══ Source material ══

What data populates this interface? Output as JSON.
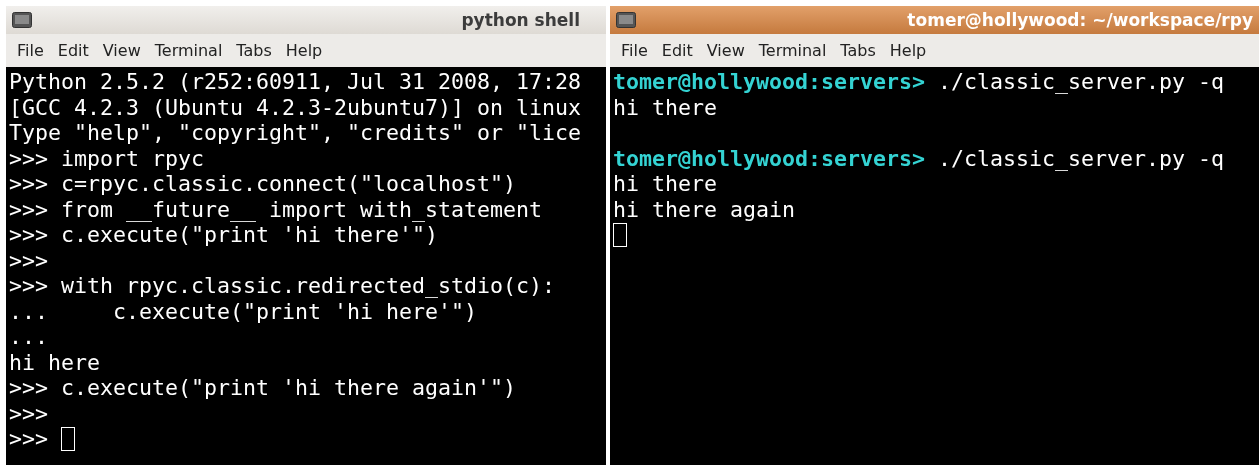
{
  "windows": [
    {
      "title": "python shell",
      "active": false,
      "menu": [
        "File",
        "Edit",
        "View",
        "Terminal",
        "Tabs",
        "Help"
      ],
      "lines": [
        {
          "kind": "text",
          "text": "Python 2.5.2 (r252:60911, Jul 31 2008, 17:28"
        },
        {
          "kind": "text",
          "text": "[GCC 4.2.3 (Ubuntu 4.2.3-2ubuntu7)] on linux"
        },
        {
          "kind": "text",
          "text": "Type \"help\", \"copyright\", \"credits\" or \"lice"
        },
        {
          "kind": "text",
          "text": ">>> import rpyc"
        },
        {
          "kind": "text",
          "text": ">>> c=rpyc.classic.connect(\"localhost\")"
        },
        {
          "kind": "text",
          "text": ">>> from __future__ import with_statement"
        },
        {
          "kind": "text",
          "text": ">>> c.execute(\"print 'hi there'\")"
        },
        {
          "kind": "text",
          "text": ">>>"
        },
        {
          "kind": "text",
          "text": ">>> with rpyc.classic.redirected_stdio(c):"
        },
        {
          "kind": "text",
          "text": "...     c.execute(\"print 'hi here'\")"
        },
        {
          "kind": "text",
          "text": "..."
        },
        {
          "kind": "text",
          "text": "hi here"
        },
        {
          "kind": "text",
          "text": ">>> c.execute(\"print 'hi there again'\")"
        },
        {
          "kind": "text",
          "text": ">>>"
        },
        {
          "kind": "cursor",
          "text": ">>> "
        }
      ]
    },
    {
      "title": "tomer@hollywood: ~/workspace/rpy",
      "active": true,
      "menu": [
        "File",
        "Edit",
        "View",
        "Terminal",
        "Tabs",
        "Help"
      ],
      "lines": [
        {
          "kind": "prompt",
          "prompt": "tomer@hollywood:servers>",
          "command": " ./classic_server.py -q"
        },
        {
          "kind": "text",
          "text": "hi there"
        },
        {
          "kind": "blank"
        },
        {
          "kind": "prompt",
          "prompt": "tomer@hollywood:servers>",
          "command": " ./classic_server.py -q"
        },
        {
          "kind": "text",
          "text": "hi there"
        },
        {
          "kind": "text",
          "text": "hi there again"
        },
        {
          "kind": "cursor"
        }
      ]
    }
  ]
}
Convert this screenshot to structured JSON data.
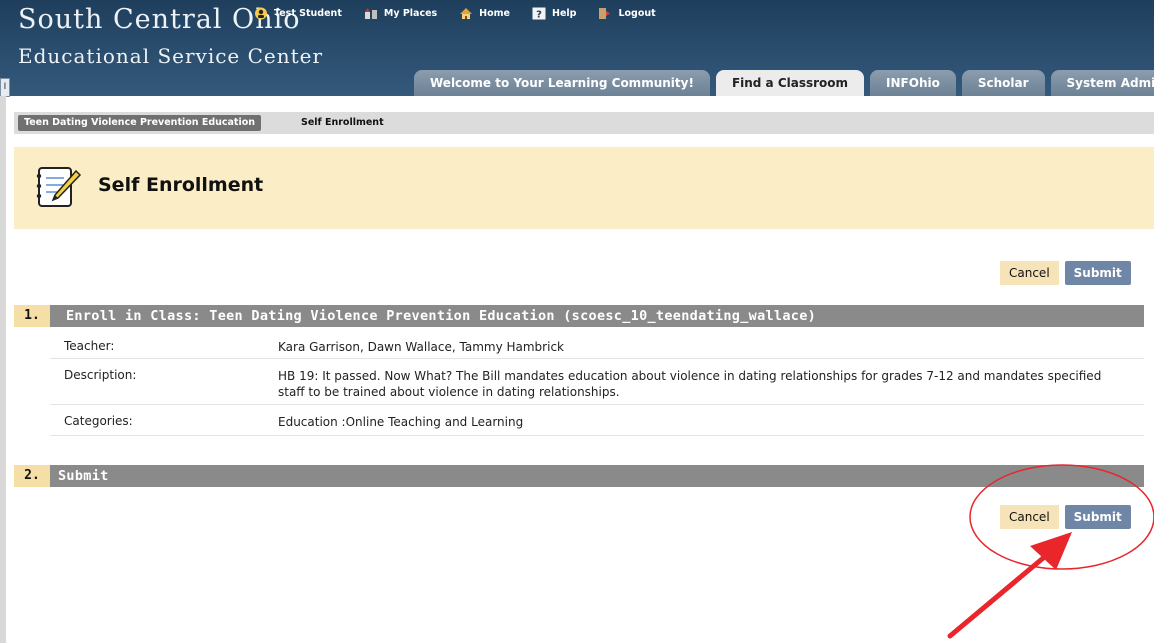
{
  "header": {
    "logo_line1": "South Central Ohio",
    "logo_line2": "Educational Service Center",
    "nav": [
      {
        "label": "Test Student",
        "icon": "user-icon"
      },
      {
        "label": "My Places",
        "icon": "places-icon"
      },
      {
        "label": "Home",
        "icon": "home-icon"
      },
      {
        "label": "Help",
        "icon": "help-icon"
      },
      {
        "label": "Logout",
        "icon": "logout-icon"
      }
    ],
    "handle": "I"
  },
  "tabs": [
    {
      "label": "Welcome to Your Learning Community!",
      "active": false
    },
    {
      "label": "Find a Classroom",
      "active": true
    },
    {
      "label": "INFOhio",
      "active": false
    },
    {
      "label": "Scholar",
      "active": false
    },
    {
      "label": "System Admin",
      "active": false
    }
  ],
  "breadcrumb": {
    "course": "Teen Dating Violence Prevention Education",
    "current": "Self Enrollment"
  },
  "page": {
    "title": "Self Enrollment",
    "title_icon": "notepad-pencil-icon"
  },
  "buttons": {
    "cancel": "Cancel",
    "submit": "Submit"
  },
  "step1": {
    "number": "1.",
    "title": "Enroll in Class: Teen Dating Violence Prevention Education (scoesc_10_teendating_wallace)",
    "rows": [
      {
        "label": "Teacher:",
        "value": "Kara Garrison, Dawn Wallace, Tammy Hambrick"
      },
      {
        "label": "Description:",
        "value": "HB 19: It passed. Now What? The Bill mandates education about violence in dating relationships for grades 7-12 and mandates specified staff to be trained about violence in dating relationships."
      },
      {
        "label": "Categories:",
        "value": "Education :Online Teaching and Learning"
      }
    ]
  },
  "step2": {
    "number": "2.",
    "title": "Submit"
  },
  "colors": {
    "header_bg": "#2c4f70",
    "step_bar": "#8a8a8a",
    "title_band": "#fbeec6",
    "submit_bg": "#6f86a6",
    "annotation_red": "#e8262b"
  }
}
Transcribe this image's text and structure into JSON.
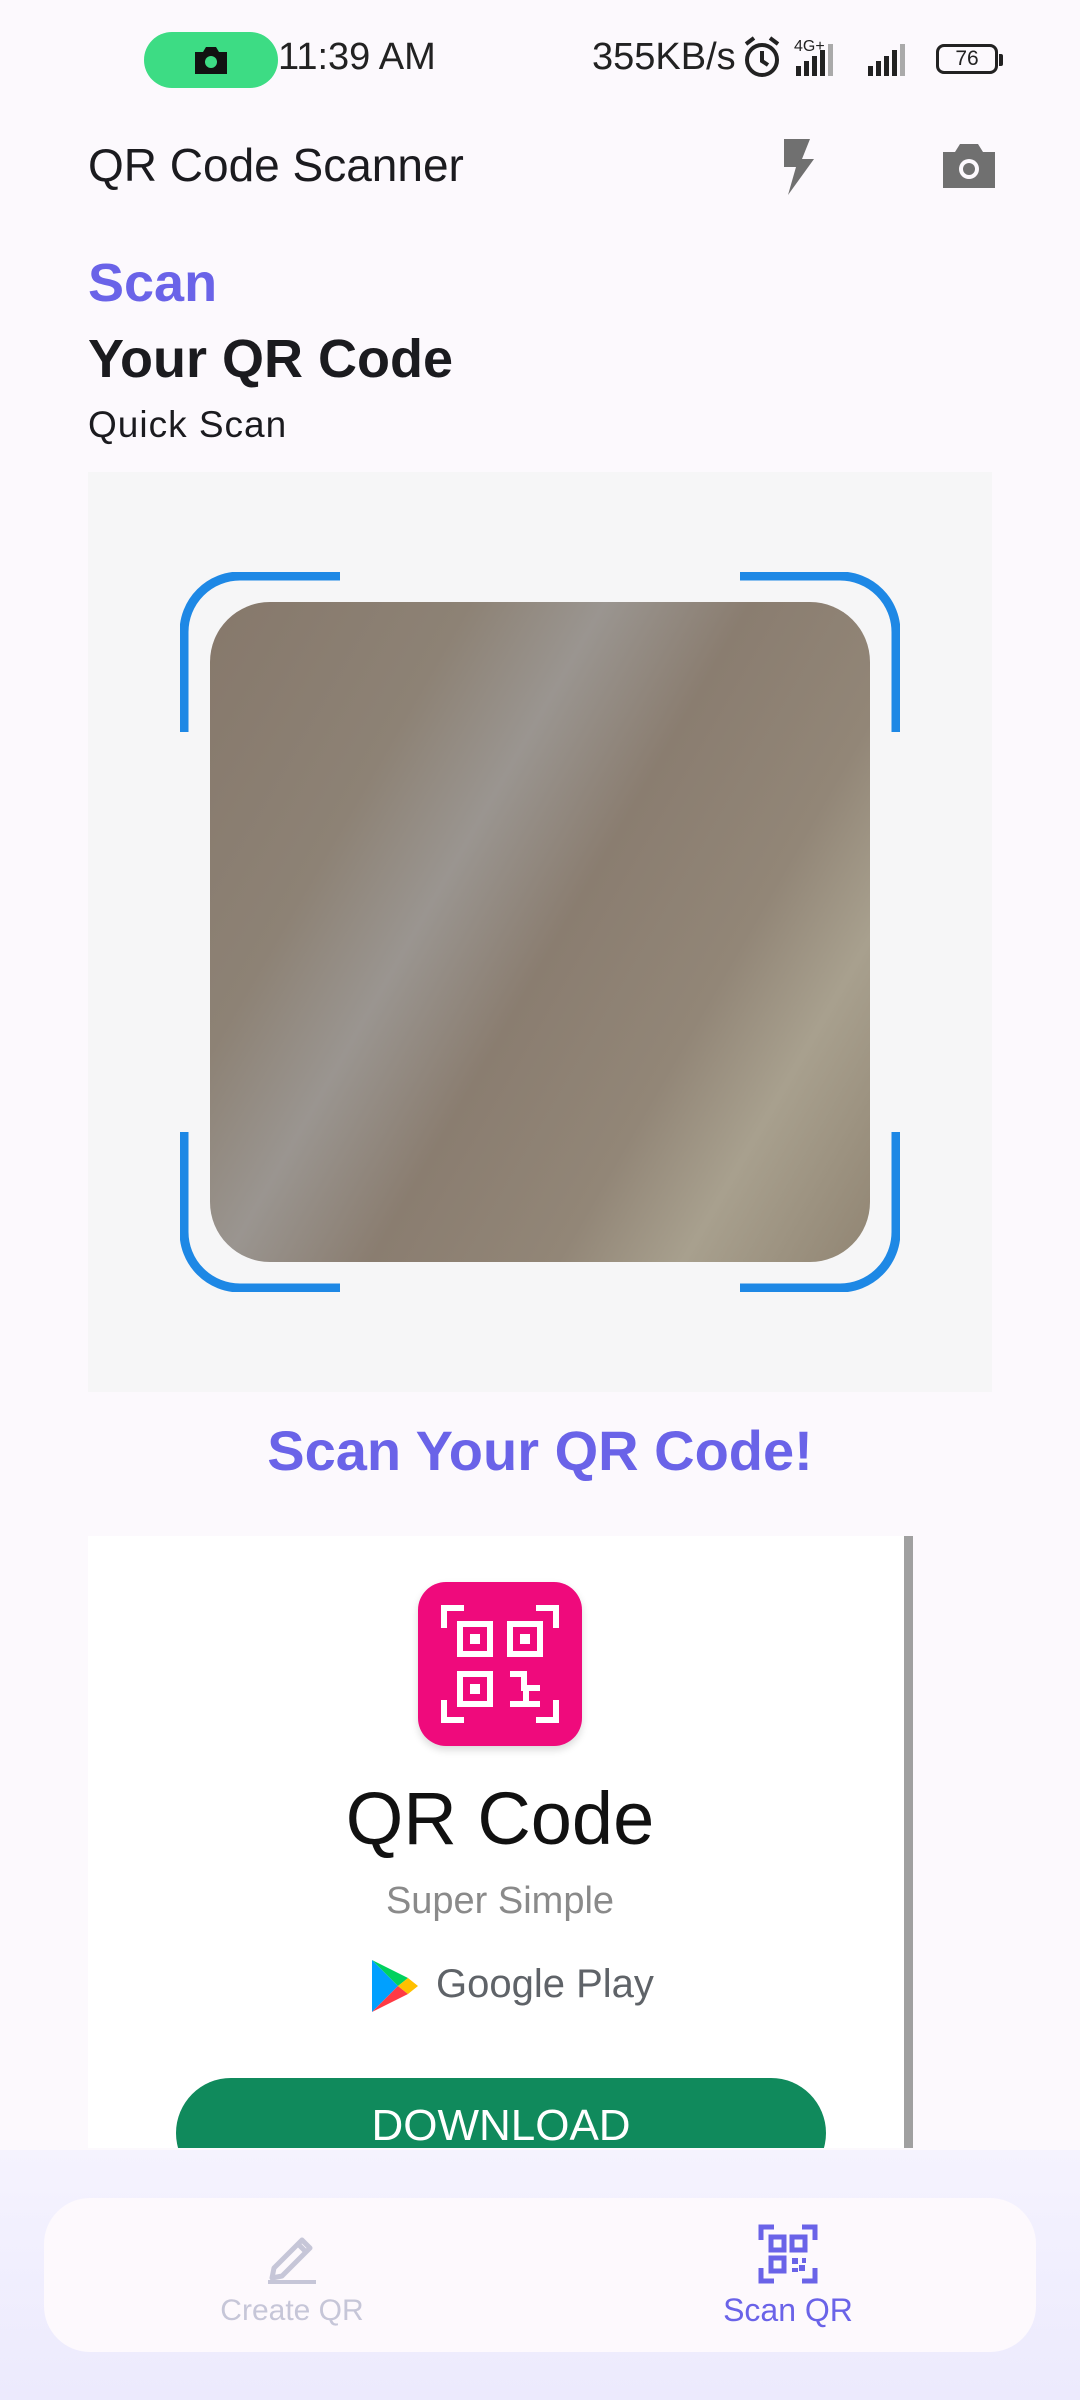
{
  "status_bar": {
    "time": "11:39 AM",
    "network_speed": "355KB/s",
    "network_type": "4G+",
    "battery_level": "76",
    "icons": [
      "camera-icon",
      "alarm-icon",
      "signal-icon",
      "battery-icon"
    ]
  },
  "app_bar": {
    "title": "QR Code Scanner",
    "actions": [
      {
        "name": "flash",
        "icon": "flash-icon"
      },
      {
        "name": "switch-camera",
        "icon": "camera-icon"
      }
    ]
  },
  "header": {
    "accent": "Scan",
    "title": "Your QR Code",
    "subtitle": "Quick Scan"
  },
  "scanner": {
    "cta": "Scan Your QR Code!"
  },
  "ad": {
    "title": "QR Code",
    "tagline": "Super Simple",
    "store": "Google Play",
    "button": "DOWNLOAD"
  },
  "bottom_nav": {
    "items": [
      {
        "label": "Create QR",
        "icon": "pencil-icon",
        "active": false
      },
      {
        "label": "Scan QR",
        "icon": "qr-scan-icon",
        "active": true
      }
    ]
  },
  "colors": {
    "accent": "#6a63e8",
    "frame": "#1e88e5",
    "ad_icon": "#ef0a7c",
    "download": "#108a5c",
    "camera_pill": "#3ddc84"
  }
}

═══

**The exercise:** Look through the records and gather each line with the word "true".

**Correct answer:**
      "active": true,
      "active": true
        "active": true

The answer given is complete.